Records for the task:
↓
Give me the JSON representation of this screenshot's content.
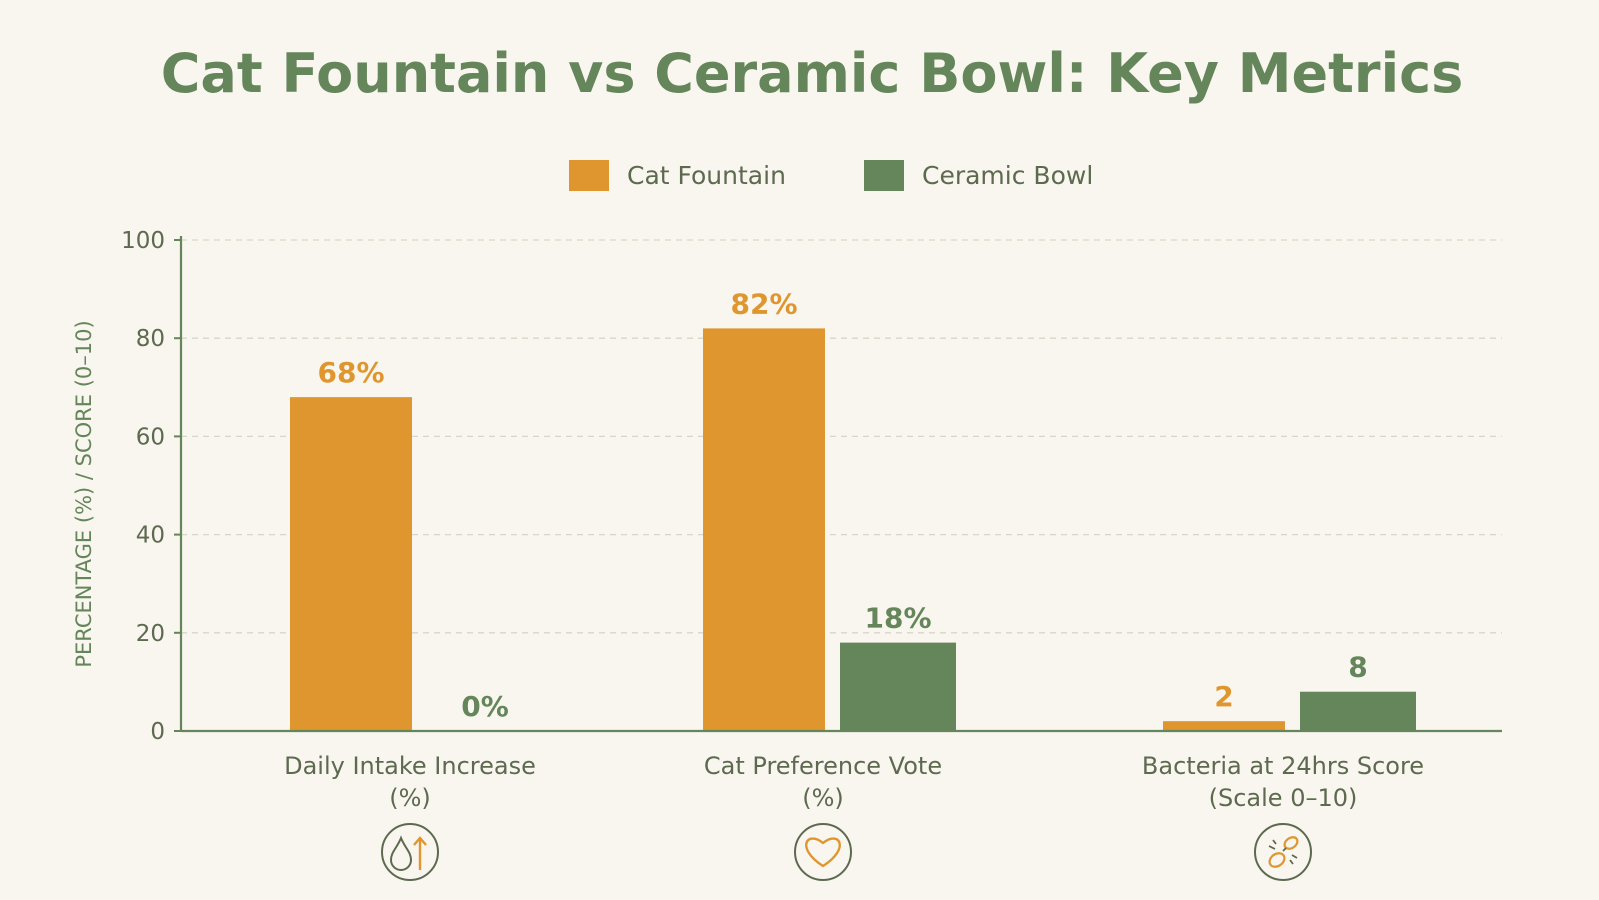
{
  "chart_data": {
    "type": "bar",
    "title": "Cat Fountain  vs Ceramic Bowl: Key Metrics",
    "ylabel": "PERCENTAGE (%) / SCORE (0–10)",
    "xlabel": "",
    "ylim": [
      0,
      100
    ],
    "yticks": [
      0,
      20,
      40,
      60,
      80,
      100
    ],
    "grid": true,
    "legend_position": "top-center",
    "categories": [
      {
        "line1": "Daily Intake Increase",
        "line2": "(%)",
        "icon": "water-drop-up-arrow-icon"
      },
      {
        "line1": "Cat Preference Vote",
        "line2": "(%)",
        "icon": "heart-icon"
      },
      {
        "line1": "Bacteria at 24hrs Score",
        "line2": "(Scale 0–10)",
        "icon": "bacteria-icon"
      }
    ],
    "series": [
      {
        "name": "Cat Fountain",
        "color": "#e0962f",
        "values": [
          68,
          82,
          2
        ],
        "labels": [
          "68%",
          "82%",
          "2"
        ]
      },
      {
        "name": "Ceramic Bowl",
        "color": "#65855a",
        "values": [
          0,
          18,
          8
        ],
        "labels": [
          "0%",
          "18%",
          "8"
        ]
      }
    ]
  },
  "colors": {
    "background": "#f8f6ee",
    "title": "#65855a",
    "axis": "#65855a",
    "grid": "#d9d5c8",
    "text": "#5d6a50",
    "icon_stroke": "#5d6a50"
  }
}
↑
What this task involves: Select and copy every line from the records that includes the word "Bowl".

Response to the task:
    "title": "Cat Fountain  vs Ceramic Bowl: Key Metrics",
        "name": "Ceramic Bowl",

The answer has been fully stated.